The task: Using the material below, work out how many lines contain the word "JSON". Reply with the number and nothing more.

---------- Materials provided ----------

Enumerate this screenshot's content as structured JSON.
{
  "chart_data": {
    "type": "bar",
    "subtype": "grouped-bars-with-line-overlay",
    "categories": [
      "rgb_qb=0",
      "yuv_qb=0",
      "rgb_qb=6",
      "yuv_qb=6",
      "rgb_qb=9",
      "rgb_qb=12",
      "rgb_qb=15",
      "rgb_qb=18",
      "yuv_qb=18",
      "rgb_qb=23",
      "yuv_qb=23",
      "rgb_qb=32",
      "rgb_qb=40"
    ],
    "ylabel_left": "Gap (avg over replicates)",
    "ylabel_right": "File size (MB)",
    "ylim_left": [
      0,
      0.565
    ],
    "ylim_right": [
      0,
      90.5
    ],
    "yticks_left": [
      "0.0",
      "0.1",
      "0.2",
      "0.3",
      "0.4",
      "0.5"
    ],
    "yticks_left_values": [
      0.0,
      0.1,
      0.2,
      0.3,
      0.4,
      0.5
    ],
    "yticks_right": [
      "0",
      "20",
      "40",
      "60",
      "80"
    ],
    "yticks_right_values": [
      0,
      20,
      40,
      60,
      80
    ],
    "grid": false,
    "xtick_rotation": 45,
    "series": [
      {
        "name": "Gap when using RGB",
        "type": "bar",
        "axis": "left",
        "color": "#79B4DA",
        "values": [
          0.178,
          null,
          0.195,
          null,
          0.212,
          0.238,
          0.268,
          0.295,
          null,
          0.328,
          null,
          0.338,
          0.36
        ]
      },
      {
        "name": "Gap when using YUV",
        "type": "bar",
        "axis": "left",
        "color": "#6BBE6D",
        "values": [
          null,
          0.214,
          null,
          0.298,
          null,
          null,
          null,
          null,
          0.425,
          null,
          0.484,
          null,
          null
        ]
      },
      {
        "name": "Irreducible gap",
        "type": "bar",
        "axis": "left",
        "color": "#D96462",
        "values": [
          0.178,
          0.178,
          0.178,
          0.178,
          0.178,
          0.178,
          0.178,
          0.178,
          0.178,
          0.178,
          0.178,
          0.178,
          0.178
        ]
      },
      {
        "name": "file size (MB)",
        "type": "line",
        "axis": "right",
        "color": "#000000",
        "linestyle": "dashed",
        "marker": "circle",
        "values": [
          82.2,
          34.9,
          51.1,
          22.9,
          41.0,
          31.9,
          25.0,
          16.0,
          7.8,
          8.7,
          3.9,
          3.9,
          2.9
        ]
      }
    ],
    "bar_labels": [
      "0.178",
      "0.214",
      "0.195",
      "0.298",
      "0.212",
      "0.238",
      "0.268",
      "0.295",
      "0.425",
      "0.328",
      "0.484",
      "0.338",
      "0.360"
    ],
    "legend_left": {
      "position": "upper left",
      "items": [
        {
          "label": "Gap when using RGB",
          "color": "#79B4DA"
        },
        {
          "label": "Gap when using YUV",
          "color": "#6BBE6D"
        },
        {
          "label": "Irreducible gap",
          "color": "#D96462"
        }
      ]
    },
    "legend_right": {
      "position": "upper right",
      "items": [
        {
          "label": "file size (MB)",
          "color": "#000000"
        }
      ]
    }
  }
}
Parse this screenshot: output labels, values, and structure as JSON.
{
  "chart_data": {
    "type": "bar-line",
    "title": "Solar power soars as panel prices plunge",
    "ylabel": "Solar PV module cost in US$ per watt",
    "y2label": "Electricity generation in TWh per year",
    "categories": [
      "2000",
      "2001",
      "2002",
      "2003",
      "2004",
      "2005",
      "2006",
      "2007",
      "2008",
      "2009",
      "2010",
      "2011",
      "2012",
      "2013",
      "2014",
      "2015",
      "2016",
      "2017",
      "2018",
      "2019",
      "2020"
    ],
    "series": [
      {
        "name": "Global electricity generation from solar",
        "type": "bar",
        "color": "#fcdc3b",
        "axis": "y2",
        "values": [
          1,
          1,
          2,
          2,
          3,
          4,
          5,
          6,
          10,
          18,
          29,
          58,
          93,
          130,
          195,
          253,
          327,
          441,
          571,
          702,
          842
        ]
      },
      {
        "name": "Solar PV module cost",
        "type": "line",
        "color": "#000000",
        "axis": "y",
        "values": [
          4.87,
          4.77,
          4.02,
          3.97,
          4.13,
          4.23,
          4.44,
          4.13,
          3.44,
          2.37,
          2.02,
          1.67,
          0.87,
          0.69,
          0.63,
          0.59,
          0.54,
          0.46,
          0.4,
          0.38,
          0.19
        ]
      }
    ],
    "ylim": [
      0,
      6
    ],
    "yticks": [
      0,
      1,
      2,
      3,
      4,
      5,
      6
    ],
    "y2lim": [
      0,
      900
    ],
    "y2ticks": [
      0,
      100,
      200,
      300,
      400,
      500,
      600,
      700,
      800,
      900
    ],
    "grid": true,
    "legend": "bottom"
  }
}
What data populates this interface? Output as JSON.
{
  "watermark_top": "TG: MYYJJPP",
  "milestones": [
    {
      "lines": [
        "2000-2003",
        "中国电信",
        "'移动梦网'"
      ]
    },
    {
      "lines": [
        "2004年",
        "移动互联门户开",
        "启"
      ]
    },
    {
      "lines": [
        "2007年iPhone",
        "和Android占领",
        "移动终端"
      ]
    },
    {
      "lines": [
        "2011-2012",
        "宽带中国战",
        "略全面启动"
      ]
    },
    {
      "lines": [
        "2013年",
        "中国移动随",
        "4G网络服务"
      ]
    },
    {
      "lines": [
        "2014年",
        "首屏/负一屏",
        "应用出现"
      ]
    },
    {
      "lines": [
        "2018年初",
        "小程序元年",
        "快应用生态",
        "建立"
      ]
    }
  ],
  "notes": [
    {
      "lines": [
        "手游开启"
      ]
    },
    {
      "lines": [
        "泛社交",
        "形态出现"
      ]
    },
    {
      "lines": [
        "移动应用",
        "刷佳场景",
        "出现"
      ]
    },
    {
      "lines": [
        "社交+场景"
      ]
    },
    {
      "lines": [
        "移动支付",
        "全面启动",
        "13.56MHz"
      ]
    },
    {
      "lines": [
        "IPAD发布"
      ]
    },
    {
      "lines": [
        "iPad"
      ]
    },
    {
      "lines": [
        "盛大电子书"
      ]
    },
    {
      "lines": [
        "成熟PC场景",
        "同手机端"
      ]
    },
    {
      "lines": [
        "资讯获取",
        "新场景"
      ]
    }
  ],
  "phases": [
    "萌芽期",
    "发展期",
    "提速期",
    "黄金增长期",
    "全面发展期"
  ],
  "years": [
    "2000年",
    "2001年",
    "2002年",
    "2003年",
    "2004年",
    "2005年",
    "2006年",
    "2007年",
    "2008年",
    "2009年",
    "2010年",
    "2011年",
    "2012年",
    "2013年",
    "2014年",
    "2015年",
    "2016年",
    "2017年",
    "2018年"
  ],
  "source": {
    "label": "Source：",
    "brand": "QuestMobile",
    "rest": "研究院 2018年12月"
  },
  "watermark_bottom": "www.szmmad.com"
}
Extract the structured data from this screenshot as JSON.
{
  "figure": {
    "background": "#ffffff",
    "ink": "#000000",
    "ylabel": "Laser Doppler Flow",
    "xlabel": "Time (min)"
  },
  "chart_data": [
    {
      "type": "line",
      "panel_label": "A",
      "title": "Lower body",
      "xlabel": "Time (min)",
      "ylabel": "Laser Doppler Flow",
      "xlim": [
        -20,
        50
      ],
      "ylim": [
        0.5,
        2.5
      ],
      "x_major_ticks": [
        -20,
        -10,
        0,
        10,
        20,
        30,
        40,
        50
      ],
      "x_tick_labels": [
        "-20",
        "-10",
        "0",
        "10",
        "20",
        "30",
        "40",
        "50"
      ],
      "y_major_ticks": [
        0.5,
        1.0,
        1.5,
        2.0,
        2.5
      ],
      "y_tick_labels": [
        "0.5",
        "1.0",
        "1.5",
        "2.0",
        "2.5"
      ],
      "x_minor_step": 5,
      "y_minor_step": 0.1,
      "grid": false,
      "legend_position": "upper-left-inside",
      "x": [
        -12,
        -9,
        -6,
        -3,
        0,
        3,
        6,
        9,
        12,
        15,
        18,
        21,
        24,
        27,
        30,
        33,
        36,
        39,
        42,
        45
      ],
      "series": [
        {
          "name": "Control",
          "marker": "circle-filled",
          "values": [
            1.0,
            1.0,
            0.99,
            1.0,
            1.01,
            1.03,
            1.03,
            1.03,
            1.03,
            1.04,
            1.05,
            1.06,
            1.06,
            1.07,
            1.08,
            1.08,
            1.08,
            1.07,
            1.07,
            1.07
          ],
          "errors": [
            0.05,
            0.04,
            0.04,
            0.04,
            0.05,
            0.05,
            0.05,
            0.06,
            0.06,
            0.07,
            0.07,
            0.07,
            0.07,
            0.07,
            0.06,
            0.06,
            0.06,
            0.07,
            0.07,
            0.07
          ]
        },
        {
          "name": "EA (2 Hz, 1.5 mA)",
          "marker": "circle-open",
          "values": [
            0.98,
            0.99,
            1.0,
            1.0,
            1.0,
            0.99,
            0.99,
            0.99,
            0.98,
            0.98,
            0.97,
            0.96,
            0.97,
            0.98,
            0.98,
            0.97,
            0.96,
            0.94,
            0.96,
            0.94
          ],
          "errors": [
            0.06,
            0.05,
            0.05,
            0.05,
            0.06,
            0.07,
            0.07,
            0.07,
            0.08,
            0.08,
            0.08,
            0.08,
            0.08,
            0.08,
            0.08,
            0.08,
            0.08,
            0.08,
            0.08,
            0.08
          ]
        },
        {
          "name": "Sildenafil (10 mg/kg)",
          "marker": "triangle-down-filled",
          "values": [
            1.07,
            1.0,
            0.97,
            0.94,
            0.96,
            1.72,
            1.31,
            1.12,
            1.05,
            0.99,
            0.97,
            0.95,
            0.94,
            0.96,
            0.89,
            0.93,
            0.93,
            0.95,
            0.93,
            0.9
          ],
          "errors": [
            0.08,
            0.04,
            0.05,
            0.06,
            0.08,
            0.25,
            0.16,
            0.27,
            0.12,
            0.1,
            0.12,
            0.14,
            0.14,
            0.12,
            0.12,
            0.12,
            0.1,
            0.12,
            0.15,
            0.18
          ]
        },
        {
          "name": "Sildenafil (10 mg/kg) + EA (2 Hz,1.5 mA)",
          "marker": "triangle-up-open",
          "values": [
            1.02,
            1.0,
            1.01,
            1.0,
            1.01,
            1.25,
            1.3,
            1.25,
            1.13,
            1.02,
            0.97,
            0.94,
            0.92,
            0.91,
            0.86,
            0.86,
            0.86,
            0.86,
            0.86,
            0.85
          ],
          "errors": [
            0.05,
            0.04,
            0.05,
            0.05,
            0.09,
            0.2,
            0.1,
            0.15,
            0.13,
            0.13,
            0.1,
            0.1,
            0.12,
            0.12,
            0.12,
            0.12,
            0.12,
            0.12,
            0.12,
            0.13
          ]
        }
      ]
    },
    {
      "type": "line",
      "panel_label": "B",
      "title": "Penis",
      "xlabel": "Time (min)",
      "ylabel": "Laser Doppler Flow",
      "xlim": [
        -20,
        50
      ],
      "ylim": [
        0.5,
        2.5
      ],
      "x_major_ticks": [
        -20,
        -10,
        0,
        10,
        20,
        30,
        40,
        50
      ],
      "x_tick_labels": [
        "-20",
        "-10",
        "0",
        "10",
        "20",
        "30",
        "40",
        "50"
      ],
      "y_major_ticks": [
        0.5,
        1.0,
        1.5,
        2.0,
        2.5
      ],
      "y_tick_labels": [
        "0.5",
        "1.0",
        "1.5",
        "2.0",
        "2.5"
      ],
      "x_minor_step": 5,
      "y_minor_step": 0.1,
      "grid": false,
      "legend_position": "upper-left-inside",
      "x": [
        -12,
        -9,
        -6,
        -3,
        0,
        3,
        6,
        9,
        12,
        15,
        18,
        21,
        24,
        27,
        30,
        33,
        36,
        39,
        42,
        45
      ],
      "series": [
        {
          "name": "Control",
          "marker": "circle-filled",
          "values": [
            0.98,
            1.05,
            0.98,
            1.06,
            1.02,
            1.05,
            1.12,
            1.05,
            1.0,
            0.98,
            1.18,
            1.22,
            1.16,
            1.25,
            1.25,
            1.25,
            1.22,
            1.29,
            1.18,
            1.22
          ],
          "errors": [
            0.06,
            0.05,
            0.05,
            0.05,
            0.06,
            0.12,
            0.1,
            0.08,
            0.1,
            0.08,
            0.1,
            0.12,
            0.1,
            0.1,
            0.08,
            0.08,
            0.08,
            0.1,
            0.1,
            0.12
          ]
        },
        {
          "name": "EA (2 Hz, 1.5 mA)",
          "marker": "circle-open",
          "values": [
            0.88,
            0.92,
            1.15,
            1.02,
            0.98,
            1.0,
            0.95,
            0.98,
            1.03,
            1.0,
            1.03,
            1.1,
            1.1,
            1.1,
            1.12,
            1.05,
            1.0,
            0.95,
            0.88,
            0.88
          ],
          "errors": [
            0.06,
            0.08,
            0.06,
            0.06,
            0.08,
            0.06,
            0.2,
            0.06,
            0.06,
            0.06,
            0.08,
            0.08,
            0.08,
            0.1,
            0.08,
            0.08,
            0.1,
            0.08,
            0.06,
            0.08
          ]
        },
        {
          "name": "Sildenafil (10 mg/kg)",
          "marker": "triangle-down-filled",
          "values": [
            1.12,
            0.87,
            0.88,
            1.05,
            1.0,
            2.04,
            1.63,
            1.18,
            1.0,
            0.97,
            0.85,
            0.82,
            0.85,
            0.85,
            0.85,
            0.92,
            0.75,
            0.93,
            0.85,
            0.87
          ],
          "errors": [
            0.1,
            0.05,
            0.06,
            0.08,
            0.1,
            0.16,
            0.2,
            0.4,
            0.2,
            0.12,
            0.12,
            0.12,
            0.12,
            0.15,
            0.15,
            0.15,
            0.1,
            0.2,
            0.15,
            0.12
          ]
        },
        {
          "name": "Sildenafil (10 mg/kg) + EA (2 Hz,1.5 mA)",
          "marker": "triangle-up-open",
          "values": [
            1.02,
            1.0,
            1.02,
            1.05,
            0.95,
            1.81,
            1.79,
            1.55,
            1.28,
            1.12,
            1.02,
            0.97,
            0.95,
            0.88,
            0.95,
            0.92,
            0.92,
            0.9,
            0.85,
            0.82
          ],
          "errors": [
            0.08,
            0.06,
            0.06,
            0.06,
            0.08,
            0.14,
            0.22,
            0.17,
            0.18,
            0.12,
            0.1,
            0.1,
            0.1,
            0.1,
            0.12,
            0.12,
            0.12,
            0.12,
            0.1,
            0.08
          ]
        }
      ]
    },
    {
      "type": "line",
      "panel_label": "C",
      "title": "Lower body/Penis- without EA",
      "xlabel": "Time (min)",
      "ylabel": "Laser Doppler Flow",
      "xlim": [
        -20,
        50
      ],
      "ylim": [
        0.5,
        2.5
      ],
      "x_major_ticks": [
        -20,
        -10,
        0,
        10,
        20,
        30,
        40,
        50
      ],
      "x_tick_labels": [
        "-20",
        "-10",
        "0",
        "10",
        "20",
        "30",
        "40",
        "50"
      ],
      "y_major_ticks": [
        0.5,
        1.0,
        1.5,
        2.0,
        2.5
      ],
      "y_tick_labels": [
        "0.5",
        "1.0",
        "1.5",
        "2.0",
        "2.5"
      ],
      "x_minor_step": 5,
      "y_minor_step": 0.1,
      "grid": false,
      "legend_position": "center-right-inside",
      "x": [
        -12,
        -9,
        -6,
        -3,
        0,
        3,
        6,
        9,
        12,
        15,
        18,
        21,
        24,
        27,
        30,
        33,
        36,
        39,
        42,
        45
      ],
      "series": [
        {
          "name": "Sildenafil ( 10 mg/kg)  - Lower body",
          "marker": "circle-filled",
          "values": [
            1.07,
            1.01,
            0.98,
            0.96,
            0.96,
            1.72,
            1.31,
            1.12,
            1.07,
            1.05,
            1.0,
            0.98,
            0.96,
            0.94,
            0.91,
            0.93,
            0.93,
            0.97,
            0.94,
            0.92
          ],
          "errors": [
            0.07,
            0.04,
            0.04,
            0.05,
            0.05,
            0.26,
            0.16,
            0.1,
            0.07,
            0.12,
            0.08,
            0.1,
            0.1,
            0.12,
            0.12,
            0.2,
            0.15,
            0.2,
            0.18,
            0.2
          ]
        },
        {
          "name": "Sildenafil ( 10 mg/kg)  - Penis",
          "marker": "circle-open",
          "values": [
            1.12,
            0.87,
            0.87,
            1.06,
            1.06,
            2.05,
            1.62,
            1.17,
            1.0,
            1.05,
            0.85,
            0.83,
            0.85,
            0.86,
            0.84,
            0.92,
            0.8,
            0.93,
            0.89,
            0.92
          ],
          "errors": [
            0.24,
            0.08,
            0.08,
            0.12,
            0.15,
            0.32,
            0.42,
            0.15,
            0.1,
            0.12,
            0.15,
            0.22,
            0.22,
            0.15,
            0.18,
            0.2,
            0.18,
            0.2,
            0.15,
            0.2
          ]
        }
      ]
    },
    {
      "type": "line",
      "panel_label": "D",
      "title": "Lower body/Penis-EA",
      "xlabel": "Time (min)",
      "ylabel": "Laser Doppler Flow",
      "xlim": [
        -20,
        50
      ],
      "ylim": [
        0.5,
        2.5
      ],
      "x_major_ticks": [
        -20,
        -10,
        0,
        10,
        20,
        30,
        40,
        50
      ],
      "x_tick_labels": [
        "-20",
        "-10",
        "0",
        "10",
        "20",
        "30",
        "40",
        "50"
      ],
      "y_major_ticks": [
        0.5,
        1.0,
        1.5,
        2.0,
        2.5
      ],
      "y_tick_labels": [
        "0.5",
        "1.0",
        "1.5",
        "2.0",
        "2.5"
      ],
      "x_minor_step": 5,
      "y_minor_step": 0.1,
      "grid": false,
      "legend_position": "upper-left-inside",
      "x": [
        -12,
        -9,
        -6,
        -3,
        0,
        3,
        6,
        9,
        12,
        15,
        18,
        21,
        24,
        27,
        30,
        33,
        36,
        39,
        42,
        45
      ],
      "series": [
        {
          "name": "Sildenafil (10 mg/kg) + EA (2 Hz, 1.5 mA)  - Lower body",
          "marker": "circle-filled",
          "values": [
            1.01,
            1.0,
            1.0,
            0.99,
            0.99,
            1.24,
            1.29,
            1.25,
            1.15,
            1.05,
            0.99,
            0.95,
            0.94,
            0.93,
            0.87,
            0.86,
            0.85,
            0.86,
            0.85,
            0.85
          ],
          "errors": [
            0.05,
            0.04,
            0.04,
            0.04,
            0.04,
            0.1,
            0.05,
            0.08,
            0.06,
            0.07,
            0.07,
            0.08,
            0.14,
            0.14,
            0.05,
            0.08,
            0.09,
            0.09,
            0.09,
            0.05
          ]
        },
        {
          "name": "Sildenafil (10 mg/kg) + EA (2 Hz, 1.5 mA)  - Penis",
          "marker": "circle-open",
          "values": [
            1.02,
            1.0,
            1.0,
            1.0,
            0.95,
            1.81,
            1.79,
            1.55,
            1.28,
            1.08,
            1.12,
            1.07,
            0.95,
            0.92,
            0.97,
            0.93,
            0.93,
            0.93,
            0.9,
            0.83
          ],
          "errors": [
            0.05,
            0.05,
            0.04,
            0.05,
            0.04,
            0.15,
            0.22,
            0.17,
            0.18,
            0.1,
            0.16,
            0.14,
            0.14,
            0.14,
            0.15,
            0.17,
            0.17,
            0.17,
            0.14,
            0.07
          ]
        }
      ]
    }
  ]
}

----------

Result below: 4